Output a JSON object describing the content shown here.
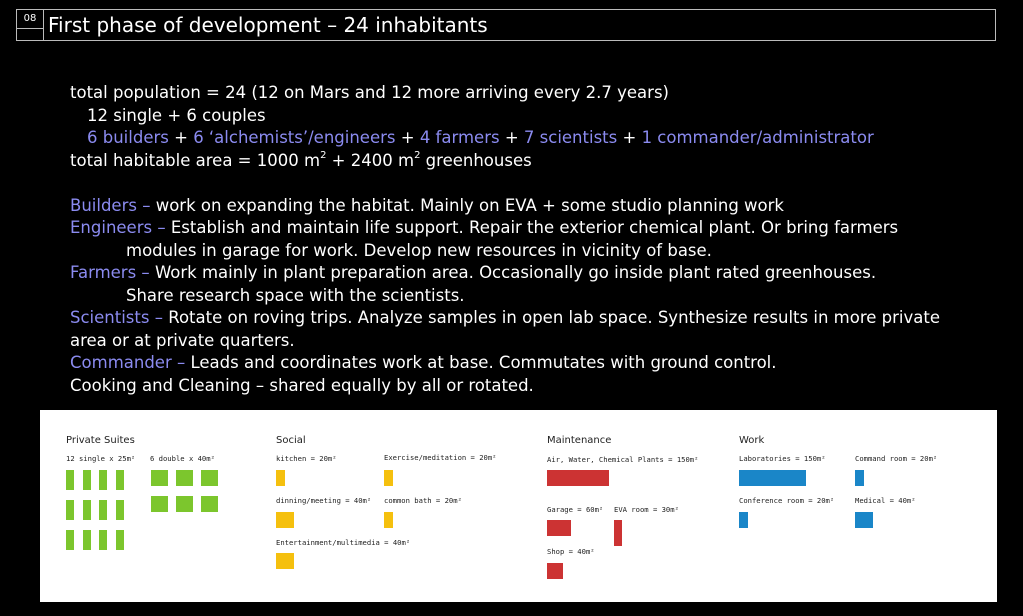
{
  "slide": {
    "number": "08",
    "title": "First phase of development – 24 inhabitants"
  },
  "summary": {
    "population": "total population = 24  (12 on Mars and 12 more arriving every 2.7 years)",
    "composition": "12 single + 6 couples",
    "roles": {
      "builders": "6 builders",
      "engineers": "6 ‘alchemists’/engineers",
      "farmers": "4 farmers",
      "scientists": "7 scientists",
      "commander": "1 commander/administrator",
      "plus": "+"
    },
    "area": {
      "prefix": "total habitable area = 1000 m",
      "middle": " + 2400 m",
      "suffix": "  greenhouses",
      "exp": "2"
    }
  },
  "roles_desc": [
    {
      "name": "Builders",
      "dash": " – ",
      "text": "work on expanding the habitat. Mainly on EVA + some studio planning work"
    },
    {
      "name": "Engineers",
      "dash": " – ",
      "text": "Establish and maintain life support. Repair the exterior chemical plant. Or bring farmers",
      "cont": "modules in garage for work. Develop new resources in vicinity of base."
    },
    {
      "name": "Farmers",
      "dash": " – ",
      "text": "Work mainly in plant preparation area. Occasionally go inside plant rated greenhouses.",
      "cont": "Share research space with the scientists."
    },
    {
      "name": "Scientists",
      "dash": " – ",
      "text": "Rotate on roving trips. Analyze samples in open lab space. Synthesize results in more private",
      "cont": "area or at private quarters."
    },
    {
      "name": "Commander",
      "dash": " – ",
      "text": "Leads and coordinates work at base. Commutates with ground control."
    }
  ],
  "cooking": "Cooking and Cleaning – shared equally by all or rotated.",
  "legend": {
    "colors": {
      "private": "#7cc62d",
      "social": "#f5c00e",
      "maintenance": "#cc3333",
      "work": "#1a86c8"
    },
    "private": {
      "heading": "Private Suites",
      "single": "12 single x 25m²",
      "double": "6 double x 40m²"
    },
    "social": {
      "heading": "Social",
      "kitchen": "kitchen = 20m²",
      "exercise": "Exercise/meditation = 20m²",
      "dinning": "dinning/meeting = 40m²",
      "bath": "common bath = 20m²",
      "entertainment": "Entertainment/multimedia = 40m²"
    },
    "maintenance": {
      "heading": "Maintenance",
      "plants": "Air, Water, Chemical Plants = 150m²",
      "garage": "Garage = 60m²",
      "eva": "EVA room = 30m²",
      "shop": "Shop = 40m²"
    },
    "work": {
      "heading": "Work",
      "labs": "Laboratories = 150m²",
      "command": "Command room = 20m²",
      "conference": "Conference room = 20m²",
      "medical": "Medical = 40m²"
    }
  }
}
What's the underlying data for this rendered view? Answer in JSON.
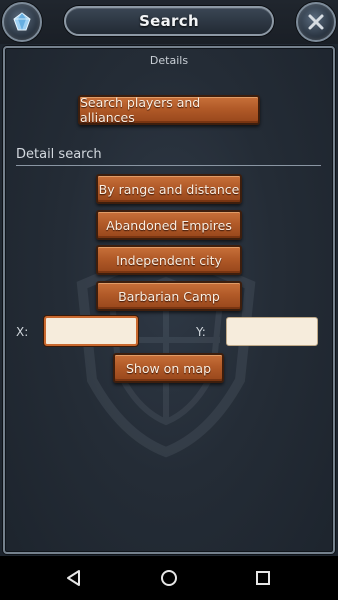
{
  "header": {
    "title": "Search",
    "left_icon": "crystal-icon",
    "right_icon": "close-icon"
  },
  "panel": {
    "subtitle": "Details"
  },
  "search_players_label": "Search players and alliances",
  "detail_search": {
    "heading": "Detail search",
    "buttons": [
      "By range and distance",
      "Abandoned Empires",
      "Independent city",
      "Barbarian Camp"
    ]
  },
  "coordinates": {
    "x_label": "X:",
    "y_label": "Y:",
    "x_value": "",
    "y_value": ""
  },
  "show_on_map_label": "Show on map",
  "nav": {
    "back_icon": "back-icon",
    "home_icon": "home-icon",
    "recents_icon": "recents-icon"
  },
  "colors": {
    "button_wood": "#b15a28",
    "input_background": "#f6ecdc",
    "panel_background": "#242c36"
  }
}
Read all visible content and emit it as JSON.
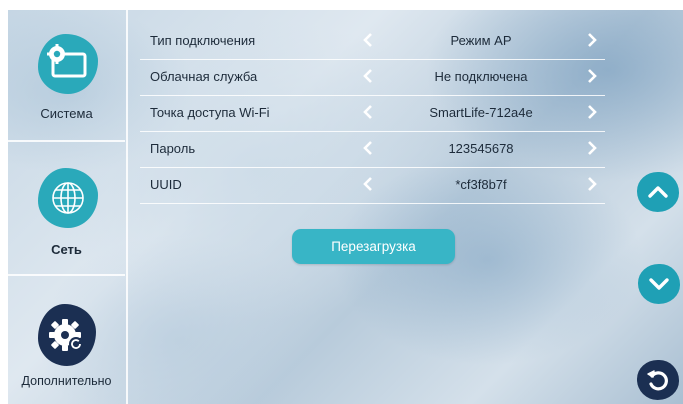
{
  "sidebar": {
    "items": [
      {
        "label": "Система",
        "icon": "system-settings-icon",
        "active": false
      },
      {
        "label": "Сеть",
        "icon": "network-globe-icon",
        "active": true
      },
      {
        "label": "Дополнительно",
        "icon": "advanced-gear-icon",
        "active": false
      }
    ]
  },
  "settings": {
    "rows": [
      {
        "label": "Тип подключения",
        "value": "Режим AP"
      },
      {
        "label": "Облачная служба",
        "value": "Не подключена"
      },
      {
        "label": "Точка доступа Wi-Fi",
        "value": "SmartLife-712a4e"
      },
      {
        "label": "Пароль",
        "value": "123545678"
      },
      {
        "label": "UUID",
        "value": "*cf3f8b7f"
      }
    ]
  },
  "actions": {
    "reboot_label": "Перезагрузка"
  },
  "controls": {
    "up_icon": "chevron-up-icon",
    "down_icon": "chevron-down-icon",
    "back_icon": "back-arrow-icon"
  },
  "colors": {
    "accent": "#2aa9ba",
    "dark": "#1b2f52",
    "button": "#38b5c6"
  }
}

——

TASK GOAL » Set the listing down in full and exactly. Pictures within it should not appear in the copy.

PROBLEM SOLUTION »
Output a JSON object describing the content shown here.
{
  "slide": {
    "number": "08",
    "title": "First phase of development – 24 inhabitants"
  },
  "summary": {
    "population": "total population = 24  (12 on Mars and 12 more arriving every 2.7 years)",
    "composition": "12 single + 6 couples",
    "roles": {
      "builders": "6 builders",
      "engineers": "6 ‘alchemists’/engineers",
      "farmers": "4 farmers",
      "scientists": "7 scientists",
      "commander": "1 commander/administrator",
      "plus": "+"
    },
    "area": {
      "prefix": "total habitable area = 1000 m",
      "middle": " + 2400 m",
      "suffix": "  greenhouses",
      "exp": "2"
    }
  },
  "roles_desc": [
    {
      "name": "Builders",
      "dash": " – ",
      "text": "work on expanding the habitat. Mainly on EVA + some studio planning work"
    },
    {
      "name": "Engineers",
      "dash": " – ",
      "text": "Establish and maintain life support. Repair the exterior chemical plant. Or bring farmers",
      "cont": "modules in garage for work. Develop new resources in vicinity of base."
    },
    {
      "name": "Farmers",
      "dash": " – ",
      "text": "Work mainly in plant preparation area. Occasionally go inside plant rated greenhouses.",
      "cont": "Share research space with the scientists."
    },
    {
      "name": "Scientists",
      "dash": " – ",
      "text": "Rotate on roving trips. Analyze samples in open lab space. Synthesize results in more private",
      "cont": "area or at private quarters."
    },
    {
      "name": "Commander",
      "dash": " – ",
      "text": "Leads and coordinates work at base. Commutates with ground control."
    }
  ],
  "cooking": "Cooking and Cleaning – shared equally by all or rotated.",
  "legend": {
    "colors": {
      "private": "#7cc62d",
      "social": "#f5c00e",
      "maintenance": "#cc3333",
      "work": "#1a86c8"
    },
    "private": {
      "heading": "Private Suites",
      "single": "12 single x 25m²",
      "double": "6 double x 40m²"
    },
    "social": {
      "heading": "Social",
      "kitchen": "kitchen = 20m²",
      "exercise": "Exercise/meditation = 20m²",
      "dinning": "dinning/meeting = 40m²",
      "bath": "common bath = 20m²",
      "entertainment": "Entertainment/multimedia = 40m²"
    },
    "maintenance": {
      "heading": "Maintenance",
      "plants": "Air, Water, Chemical Plants = 150m²",
      "garage": "Garage = 60m²",
      "eva": "EVA room = 30m²",
      "shop": "Shop = 40m²"
    },
    "work": {
      "heading": "Work",
      "labs": "Laboratories = 150m²",
      "command": "Command room = 20m²",
      "conference": "Conference room = 20m²",
      "medical": "Medical = 40m²"
    }
  }
}
What's the underlying data for this rendered view? Answer in JSON.
{
  "header": {
    "title": "Search",
    "left_icon": "crystal-icon",
    "right_icon": "close-icon"
  },
  "panel": {
    "subtitle": "Details"
  },
  "search_players_label": "Search players and alliances",
  "detail_search": {
    "heading": "Detail search",
    "buttons": [
      "By range and distance",
      "Abandoned Empires",
      "Independent city",
      "Barbarian Camp"
    ]
  },
  "coordinates": {
    "x_label": "X:",
    "y_label": "Y:",
    "x_value": "",
    "y_value": ""
  },
  "show_on_map_label": "Show on map",
  "nav": {
    "back_icon": "back-icon",
    "home_icon": "home-icon",
    "recents_icon": "recents-icon"
  },
  "colors": {
    "button_wood": "#b15a28",
    "input_background": "#f6ecdc",
    "panel_background": "#242c36"
  }
}
Read all visible content and emit it as JSON.
{
  "sidebar": {
    "items": [
      {
        "label": "Система",
        "icon": "system-settings-icon",
        "active": false
      },
      {
        "label": "Сеть",
        "icon": "network-globe-icon",
        "active": true
      },
      {
        "label": "Дополнительно",
        "icon": "advanced-gear-icon",
        "active": false
      }
    ]
  },
  "settings": {
    "rows": [
      {
        "label": "Тип подключения",
        "value": "Режим AP"
      },
      {
        "label": "Облачная служба",
        "value": "Не подключена"
      },
      {
        "label": "Точка доступа Wi-Fi",
        "value": "SmartLife-712a4e"
      },
      {
        "label": "Пароль",
        "value": "123545678"
      },
      {
        "label": "UUID",
        "value": "*cf3f8b7f"
      }
    ]
  },
  "actions": {
    "reboot_label": "Перезагрузка"
  },
  "controls": {
    "up_icon": "chevron-up-icon",
    "down_icon": "chevron-down-icon",
    "back_icon": "back-arrow-icon"
  },
  "colors": {
    "accent": "#2aa9ba",
    "dark": "#1b2f52",
    "button": "#38b5c6"
  }
}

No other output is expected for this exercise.